** Input material **
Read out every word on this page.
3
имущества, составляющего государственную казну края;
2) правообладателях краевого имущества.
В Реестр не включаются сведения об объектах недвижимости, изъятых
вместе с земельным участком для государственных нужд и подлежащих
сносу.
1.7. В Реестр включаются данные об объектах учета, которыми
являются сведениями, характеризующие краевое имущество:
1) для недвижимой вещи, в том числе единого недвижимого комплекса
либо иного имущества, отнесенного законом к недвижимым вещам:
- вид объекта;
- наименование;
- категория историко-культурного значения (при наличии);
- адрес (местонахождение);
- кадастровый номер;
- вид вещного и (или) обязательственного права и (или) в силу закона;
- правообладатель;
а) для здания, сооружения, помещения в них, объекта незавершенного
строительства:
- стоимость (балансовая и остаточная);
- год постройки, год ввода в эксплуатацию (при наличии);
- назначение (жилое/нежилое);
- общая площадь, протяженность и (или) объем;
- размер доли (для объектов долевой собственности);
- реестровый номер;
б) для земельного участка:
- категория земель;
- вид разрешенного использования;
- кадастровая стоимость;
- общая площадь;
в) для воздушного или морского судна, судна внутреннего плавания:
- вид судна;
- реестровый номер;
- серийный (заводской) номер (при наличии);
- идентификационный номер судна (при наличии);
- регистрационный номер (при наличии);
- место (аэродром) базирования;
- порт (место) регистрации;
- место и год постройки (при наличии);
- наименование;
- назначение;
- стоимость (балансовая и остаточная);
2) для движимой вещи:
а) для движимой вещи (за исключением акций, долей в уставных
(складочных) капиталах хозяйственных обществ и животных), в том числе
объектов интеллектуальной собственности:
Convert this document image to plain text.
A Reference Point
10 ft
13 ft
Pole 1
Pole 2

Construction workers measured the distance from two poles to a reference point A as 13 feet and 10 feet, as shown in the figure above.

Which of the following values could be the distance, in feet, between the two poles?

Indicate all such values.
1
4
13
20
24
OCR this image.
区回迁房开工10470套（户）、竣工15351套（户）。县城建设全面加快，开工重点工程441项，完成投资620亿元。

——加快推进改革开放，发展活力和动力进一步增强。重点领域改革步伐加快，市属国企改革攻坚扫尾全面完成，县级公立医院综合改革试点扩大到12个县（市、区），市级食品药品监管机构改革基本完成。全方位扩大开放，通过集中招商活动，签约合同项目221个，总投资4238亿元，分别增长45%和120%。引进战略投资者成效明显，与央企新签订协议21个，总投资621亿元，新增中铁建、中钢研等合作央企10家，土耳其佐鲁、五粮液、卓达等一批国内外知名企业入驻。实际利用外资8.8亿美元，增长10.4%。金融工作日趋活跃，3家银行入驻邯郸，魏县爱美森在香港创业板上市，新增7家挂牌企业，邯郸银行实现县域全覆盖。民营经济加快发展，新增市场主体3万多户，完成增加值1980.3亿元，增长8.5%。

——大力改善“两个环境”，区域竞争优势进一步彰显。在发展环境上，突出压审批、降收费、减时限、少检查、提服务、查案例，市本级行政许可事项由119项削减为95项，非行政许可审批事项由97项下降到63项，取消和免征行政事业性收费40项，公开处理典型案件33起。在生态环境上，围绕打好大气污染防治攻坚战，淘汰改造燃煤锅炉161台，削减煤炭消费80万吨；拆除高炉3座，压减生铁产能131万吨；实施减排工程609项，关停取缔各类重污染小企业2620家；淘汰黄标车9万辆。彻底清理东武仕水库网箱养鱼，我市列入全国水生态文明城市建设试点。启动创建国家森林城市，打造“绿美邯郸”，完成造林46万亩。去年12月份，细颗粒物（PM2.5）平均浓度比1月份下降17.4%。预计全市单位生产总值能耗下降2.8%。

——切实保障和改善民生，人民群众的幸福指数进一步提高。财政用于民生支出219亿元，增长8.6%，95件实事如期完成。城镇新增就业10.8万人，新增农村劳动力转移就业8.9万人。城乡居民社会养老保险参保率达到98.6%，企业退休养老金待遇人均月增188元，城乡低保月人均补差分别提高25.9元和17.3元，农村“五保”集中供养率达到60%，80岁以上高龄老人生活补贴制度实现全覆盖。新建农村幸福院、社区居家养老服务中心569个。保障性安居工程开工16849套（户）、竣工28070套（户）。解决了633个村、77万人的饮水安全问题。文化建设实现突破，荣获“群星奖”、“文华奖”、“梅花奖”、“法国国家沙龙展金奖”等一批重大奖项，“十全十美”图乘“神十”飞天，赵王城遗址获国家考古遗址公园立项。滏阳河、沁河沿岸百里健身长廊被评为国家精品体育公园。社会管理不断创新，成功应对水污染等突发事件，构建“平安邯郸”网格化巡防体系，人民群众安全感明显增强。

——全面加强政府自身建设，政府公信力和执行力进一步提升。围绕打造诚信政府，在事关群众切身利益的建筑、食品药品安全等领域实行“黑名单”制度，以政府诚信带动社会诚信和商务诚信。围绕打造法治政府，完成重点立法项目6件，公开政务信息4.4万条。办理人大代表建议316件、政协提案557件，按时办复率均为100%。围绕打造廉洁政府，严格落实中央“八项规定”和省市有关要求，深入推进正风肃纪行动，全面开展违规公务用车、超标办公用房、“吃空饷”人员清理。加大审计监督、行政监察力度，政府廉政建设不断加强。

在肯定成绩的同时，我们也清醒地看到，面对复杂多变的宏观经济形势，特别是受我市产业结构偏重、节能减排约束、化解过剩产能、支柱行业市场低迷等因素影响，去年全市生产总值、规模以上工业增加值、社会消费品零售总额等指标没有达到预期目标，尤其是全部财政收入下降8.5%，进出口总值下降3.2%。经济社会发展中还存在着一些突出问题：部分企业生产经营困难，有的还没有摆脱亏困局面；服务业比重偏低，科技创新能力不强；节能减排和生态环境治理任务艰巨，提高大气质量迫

** Objective **
Return the entries in full, keeping every line exactly as it is.

** Response to this task **
Read out every word on this page.
3
имущества, составляющего государственную казну края;
2) правообладателях краевого имущества.
В Реестр не включаются сведения об объектах недвижимости, изъятых
вместе с земельным участком для государственных нужд и подлежащих
сносу.
1.7. В Реестр включаются данные об объектах учета, которыми
являются сведениями, характеризующие краевое имущество:
1) для недвижимой вещи, в том числе единого недвижимого комплекса
либо иного имущества, отнесенного законом к недвижимым вещам:
- вид объекта;
- наименование;
- категория историко-культурного значения (при наличии);
- адрес (местонахождение);
- кадастровый номер;
- вид вещного и (или) обязательственного права и (или) в силу закона;
- правообладатель;
а) для здания, сооружения, помещения в них, объекта незавершенного
строительства:
- стоимость (балансовая и остаточная);
- год постройки, год ввода в эксплуатацию (при наличии);
- назначение (жилое/нежилое);
- общая площадь, протяженность и (или) объем;
- размер доли (для объектов долевой собственности);
- реестровый номер;
б) для земельного участка:
- категория земель;
- вид разрешенного использования;
- кадастровая стоимость;
- общая площадь;
в) для воздушного или морского судна, судна внутреннего плавания:
- вид судна;
- реестровый номер;
- серийный (заводской) номер (при наличии);
- идентификационный номер судна (при наличии);
- регистрационный номер (при наличии);
- место (аэродром) базирования;
- порт (место) регистрации;
- место и год постройки (при наличии);
- наименование;
- назначение;
- стоимость (балансовая и остаточная);
2) для движимой вещи:
а) для движимой вещи (за исключением акций, долей в уставных
(складочных) капиталах хозяйственных обществ и животных), в том числе
объектов интеллектуальной собственности:
Convert this document image to plain text.
A Reference Point
10 ft
13 ft
Pole 1
Pole 2

Construction workers measured the distance from two poles to a reference point A as 13 feet and 10 feet, as shown in the figure above.

Which of the following values could be the distance, in feet, between the two poles?

Indicate all such values.
1
4
13
20
24
OCR this image.
区回迁房开工10470套（户）、竣工15351套（户）。县城建设全面加快，开工重点工程441项，完成投资620亿元。

——加快推进改革开放，发展活力和动力进一步增强。重点领域改革步伐加快，市属国企改革攻坚扫尾全面完成，县级公立医院综合改革试点扩大到12个县（市、区），市级食品药品监管机构改革基本完成。全方位扩大开放，通过集中招商活动，签约合同项目221个，总投资4238亿元，分别增长45%和120%。引进战略投资者成效明显，与央企新签订协议21个，总投资621亿元，新增中铁建、中钢研等合作央企10家，土耳其佐鲁、五粮液、卓达等一批国内外知名企业入驻。实际利用外资8.8亿美元，增长10.4%。金融工作日趋活跃，3家银行入驻邯郸，魏县爱美森在香港创业板上市，新增7家挂牌企业，邯郸银行实现县域全覆盖。民营经济加快发展，新增市场主体3万多户，完成增加值1980.3亿元，增长8.5%。

——大力改善“两个环境”，区域竞争优势进一步彰显。在发展环境上，突出压审批、降收费、减时限、少检查、提服务、查案例，市本级行政许可事项由119项削减为95项，非行政许可审批事项由97项下降到63项，取消和免征行政事业性收费40项，公开处理典型案件33起。在生态环境上，围绕打好大气污染防治攻坚战，淘汰改造燃煤锅炉161台，削减煤炭消费80万吨；拆除高炉3座，压减生铁产能131万吨；实施减排工程609项，关停取缔各类重污染小企业2620家；淘汰黄标车9万辆。彻底清理东武仕水库网箱养鱼，我市列入全国水生态文明城市建设试点。启动创建国家森林城市，打造“绿美邯郸”，完成造林46万亩。去年12月份，细颗粒物（PM2.5）平均浓度比1月份下降17.4%。预计全市单位生产总值能耗下降2.8%。

——切实保障和改善民生，人民群众的幸福指数进一步提高。财政用于民生支出219亿元，增长8.6%，95件实事如期完成。城镇新增就业10.8万人，新增农村劳动力转移就业8.9万人。城乡居民社会养老保险参保率达到98.6%，企业退休养老金待遇人均月增188元，城乡低保月人均补差分别提高25.9元和17.3元，农村“五保”集中供养率达到60%，80岁以上高龄老人生活补贴制度实现全覆盖。新建农村幸福院、社区居家养老服务中心569个。保障性安居工程开工16849套（户）、竣工28070套（户）。解决了633个村、77万人的饮水安全问题。文化建设实现突破，荣获“群星奖”、“文华奖”、“梅花奖”、“法国国家沙龙展金奖”等一批重大奖项，“十全十美”图乘“神十”飞天，赵王城遗址获国家考古遗址公园立项。滏阳河、沁河沿岸百里健身长廊被评为国家精品体育公园。社会管理不断创新，成功应对水污染等突发事件，构建“平安邯郸”网格化巡防体系，人民群众安全感明显增强。

——全面加强政府自身建设，政府公信力和执行力进一步提升。围绕打造诚信政府，在事关群众切身利益的建筑、食品药品安全等领域实行“黑名单”制度，以政府诚信带动社会诚信和商务诚信。围绕打造法治政府，完成重点立法项目6件，公开政务信息4.4万条。办理人大代表建议316件、政协提案557件，按时办复率均为100%。围绕打造廉洁政府，严格落实中央“八项规定”和省市有关要求，深入推进正风肃纪行动，全面开展违规公务用车、超标办公用房、“吃空饷”人员清理。加大审计监督、行政监察力度，政府廉政建设不断加强。

在肯定成绩的同时，我们也清醒地看到，面对复杂多变的宏观经济形势，特别是受我市产业结构偏重、节能减排约束、化解过剩产能、支柱行业市场低迷等因素影响，去年全市生产总值、规模以上工业增加值、社会消费品零售总额等指标没有达到预期目标，尤其是全部财政收入下降8.5%，进出口总值下降3.2%。经济社会发展中还存在着一些突出问题：部分企业生产经营困难，有的还没有摆脱亏困局面；服务业比重偏低，科技创新能力不强；节能减排和生态环境治理任务艰巨，提高大气质量迫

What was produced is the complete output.